* _Problem to solve_
Reproduce every line of the material below without changing anything.

Collected data:
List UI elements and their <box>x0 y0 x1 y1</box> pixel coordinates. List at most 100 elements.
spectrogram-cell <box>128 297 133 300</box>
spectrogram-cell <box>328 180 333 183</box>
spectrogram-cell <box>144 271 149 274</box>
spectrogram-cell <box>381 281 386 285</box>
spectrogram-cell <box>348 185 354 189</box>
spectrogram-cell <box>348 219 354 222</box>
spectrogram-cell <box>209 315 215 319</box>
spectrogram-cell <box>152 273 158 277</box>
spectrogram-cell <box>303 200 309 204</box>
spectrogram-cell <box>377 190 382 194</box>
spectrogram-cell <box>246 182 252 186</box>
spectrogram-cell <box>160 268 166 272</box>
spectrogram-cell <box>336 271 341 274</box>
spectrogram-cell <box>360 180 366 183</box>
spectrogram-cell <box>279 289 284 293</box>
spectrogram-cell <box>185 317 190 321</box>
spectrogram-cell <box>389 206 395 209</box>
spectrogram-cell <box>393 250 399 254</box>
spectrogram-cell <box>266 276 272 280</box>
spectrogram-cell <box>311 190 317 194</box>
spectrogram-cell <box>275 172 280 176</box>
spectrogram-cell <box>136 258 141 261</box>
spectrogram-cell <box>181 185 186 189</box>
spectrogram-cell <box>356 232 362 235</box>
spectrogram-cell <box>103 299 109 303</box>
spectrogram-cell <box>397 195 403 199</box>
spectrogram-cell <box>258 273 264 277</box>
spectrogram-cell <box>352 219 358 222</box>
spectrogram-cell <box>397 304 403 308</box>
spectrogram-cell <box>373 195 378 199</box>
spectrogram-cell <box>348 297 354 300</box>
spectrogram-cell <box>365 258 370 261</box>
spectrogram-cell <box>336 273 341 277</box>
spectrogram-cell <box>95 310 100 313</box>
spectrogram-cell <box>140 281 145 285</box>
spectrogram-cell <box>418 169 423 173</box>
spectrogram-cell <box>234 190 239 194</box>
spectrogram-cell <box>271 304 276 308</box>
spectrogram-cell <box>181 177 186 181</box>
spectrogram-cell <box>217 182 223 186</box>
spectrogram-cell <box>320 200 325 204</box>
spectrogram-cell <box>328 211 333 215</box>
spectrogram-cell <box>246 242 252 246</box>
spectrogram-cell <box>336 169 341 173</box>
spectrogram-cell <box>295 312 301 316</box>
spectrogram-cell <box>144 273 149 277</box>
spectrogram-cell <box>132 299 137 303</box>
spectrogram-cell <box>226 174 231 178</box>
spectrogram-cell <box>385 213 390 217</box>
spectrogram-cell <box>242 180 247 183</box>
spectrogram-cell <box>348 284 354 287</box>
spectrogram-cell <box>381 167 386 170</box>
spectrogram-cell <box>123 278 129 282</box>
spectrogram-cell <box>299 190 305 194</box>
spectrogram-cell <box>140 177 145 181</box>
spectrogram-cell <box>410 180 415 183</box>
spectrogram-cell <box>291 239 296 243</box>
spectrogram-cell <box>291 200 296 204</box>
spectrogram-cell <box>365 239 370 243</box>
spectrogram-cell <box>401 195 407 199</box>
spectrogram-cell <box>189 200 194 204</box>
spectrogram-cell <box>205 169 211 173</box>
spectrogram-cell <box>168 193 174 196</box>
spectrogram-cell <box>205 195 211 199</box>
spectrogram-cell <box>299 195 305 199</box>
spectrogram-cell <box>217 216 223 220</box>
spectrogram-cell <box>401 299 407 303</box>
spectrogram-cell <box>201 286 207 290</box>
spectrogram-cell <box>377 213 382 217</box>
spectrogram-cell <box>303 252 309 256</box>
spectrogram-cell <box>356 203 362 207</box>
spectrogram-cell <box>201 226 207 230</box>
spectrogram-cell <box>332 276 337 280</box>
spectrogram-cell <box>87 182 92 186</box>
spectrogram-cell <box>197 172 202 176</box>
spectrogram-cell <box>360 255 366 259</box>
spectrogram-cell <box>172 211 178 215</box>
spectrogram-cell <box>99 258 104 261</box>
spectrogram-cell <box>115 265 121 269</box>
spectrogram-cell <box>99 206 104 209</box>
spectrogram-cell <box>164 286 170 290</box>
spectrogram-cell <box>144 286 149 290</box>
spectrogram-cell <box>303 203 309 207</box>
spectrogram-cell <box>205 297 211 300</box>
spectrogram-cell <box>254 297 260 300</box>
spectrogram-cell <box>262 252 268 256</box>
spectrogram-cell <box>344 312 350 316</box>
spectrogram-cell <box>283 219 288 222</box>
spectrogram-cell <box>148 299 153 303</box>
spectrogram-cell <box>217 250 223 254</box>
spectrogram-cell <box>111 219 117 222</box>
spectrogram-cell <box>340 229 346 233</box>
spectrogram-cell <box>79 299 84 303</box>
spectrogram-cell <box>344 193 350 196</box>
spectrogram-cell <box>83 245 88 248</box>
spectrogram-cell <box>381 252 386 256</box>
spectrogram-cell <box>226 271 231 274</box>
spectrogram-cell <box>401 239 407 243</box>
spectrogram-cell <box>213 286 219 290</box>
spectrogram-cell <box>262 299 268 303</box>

* _Problem solution_
List UI elements and their <box>x0 y0 x1 y1</box> pixel coordinates. List at most 100 elements.
spectrogram-cell <box>128 297 133 300</box>
spectrogram-cell <box>328 180 333 183</box>
spectrogram-cell <box>144 271 149 274</box>
spectrogram-cell <box>381 281 386 285</box>
spectrogram-cell <box>348 185 354 189</box>
spectrogram-cell <box>348 219 354 222</box>
spectrogram-cell <box>209 315 215 319</box>
spectrogram-cell <box>152 273 158 277</box>
spectrogram-cell <box>303 200 309 204</box>
spectrogram-cell <box>377 190 382 194</box>
spectrogram-cell <box>246 182 252 186</box>
spectrogram-cell <box>160 268 166 272</box>
spectrogram-cell <box>336 271 341 274</box>
spectrogram-cell <box>360 180 366 183</box>
spectrogram-cell <box>279 289 284 293</box>
spectrogram-cell <box>185 317 190 321</box>
spectrogram-cell <box>389 206 395 209</box>
spectrogram-cell <box>393 250 399 254</box>
spectrogram-cell <box>266 276 272 280</box>
spectrogram-cell <box>311 190 317 194</box>
spectrogram-cell <box>275 172 280 176</box>
spectrogram-cell <box>136 258 141 261</box>
spectrogram-cell <box>181 185 186 189</box>
spectrogram-cell <box>356 232 362 235</box>
spectrogram-cell <box>103 299 109 303</box>
spectrogram-cell <box>397 195 403 199</box>
spectrogram-cell <box>258 273 264 277</box>
spectrogram-cell <box>352 219 358 222</box>
spectrogram-cell <box>397 304 403 308</box>
spectrogram-cell <box>373 195 378 199</box>
spectrogram-cell <box>348 297 354 300</box>
spectrogram-cell <box>365 258 370 261</box>
spectrogram-cell <box>336 273 341 277</box>
spectrogram-cell <box>95 310 100 313</box>
spectrogram-cell <box>140 281 145 285</box>
spectrogram-cell <box>418 169 423 173</box>
spectrogram-cell <box>234 190 239 194</box>
spectrogram-cell <box>271 304 276 308</box>
spectrogram-cell <box>181 177 186 181</box>
spectrogram-cell <box>217 182 223 186</box>
spectrogram-cell <box>320 200 325 204</box>
spectrogram-cell <box>328 211 333 215</box>
spectrogram-cell <box>246 242 252 246</box>
spectrogram-cell <box>336 169 341 173</box>
spectrogram-cell <box>295 312 301 316</box>
spectrogram-cell <box>144 273 149 277</box>
spectrogram-cell <box>132 299 137 303</box>
spectrogram-cell <box>226 174 231 178</box>
spectrogram-cell <box>385 213 390 217</box>
spectrogram-cell <box>242 180 247 183</box>
spectrogram-cell <box>348 284 354 287</box>
spectrogram-cell <box>381 167 386 170</box>
spectrogram-cell <box>123 278 129 282</box>
spectrogram-cell <box>299 190 305 194</box>
spectrogram-cell <box>140 177 145 181</box>
spectrogram-cell <box>410 180 415 183</box>
spectrogram-cell <box>291 239 296 243</box>
spectrogram-cell <box>291 200 296 204</box>
spectrogram-cell <box>365 239 370 243</box>
spectrogram-cell <box>401 195 407 199</box>
spectrogram-cell <box>189 200 194 204</box>
spectrogram-cell <box>205 169 211 173</box>
spectrogram-cell <box>168 193 174 196</box>
spectrogram-cell <box>205 195 211 199</box>
spectrogram-cell <box>299 195 305 199</box>
spectrogram-cell <box>217 216 223 220</box>
spectrogram-cell <box>401 299 407 303</box>
spectrogram-cell <box>201 286 207 290</box>
spectrogram-cell <box>377 213 382 217</box>
spectrogram-cell <box>303 252 309 256</box>
spectrogram-cell <box>356 203 362 207</box>
spectrogram-cell <box>201 226 207 230</box>
spectrogram-cell <box>332 276 337 280</box>
spectrogram-cell <box>87 182 92 186</box>
spectrogram-cell <box>197 172 202 176</box>
spectrogram-cell <box>360 255 366 259</box>
spectrogram-cell <box>172 211 178 215</box>
spectrogram-cell <box>99 258 104 261</box>
spectrogram-cell <box>115 265 121 269</box>
spectrogram-cell <box>99 206 104 209</box>
spectrogram-cell <box>164 286 170 290</box>
spectrogram-cell <box>144 286 149 290</box>
spectrogram-cell <box>303 203 309 207</box>
spectrogram-cell <box>205 297 211 300</box>
spectrogram-cell <box>254 297 260 300</box>
spectrogram-cell <box>262 252 268 256</box>
spectrogram-cell <box>344 312 350 316</box>
spectrogram-cell <box>283 219 288 222</box>
spectrogram-cell <box>148 299 153 303</box>
spectrogram-cell <box>217 250 223 254</box>
spectrogram-cell <box>111 219 117 222</box>
spectrogram-cell <box>340 229 346 233</box>
spectrogram-cell <box>79 299 84 303</box>
spectrogram-cell <box>344 193 350 196</box>
spectrogram-cell <box>83 245 88 248</box>
spectrogram-cell <box>381 252 386 256</box>
spectrogram-cell <box>226 271 231 274</box>
spectrogram-cell <box>401 239 407 243</box>
spectrogram-cell <box>213 286 219 290</box>
spectrogram-cell <box>262 299 268 303</box>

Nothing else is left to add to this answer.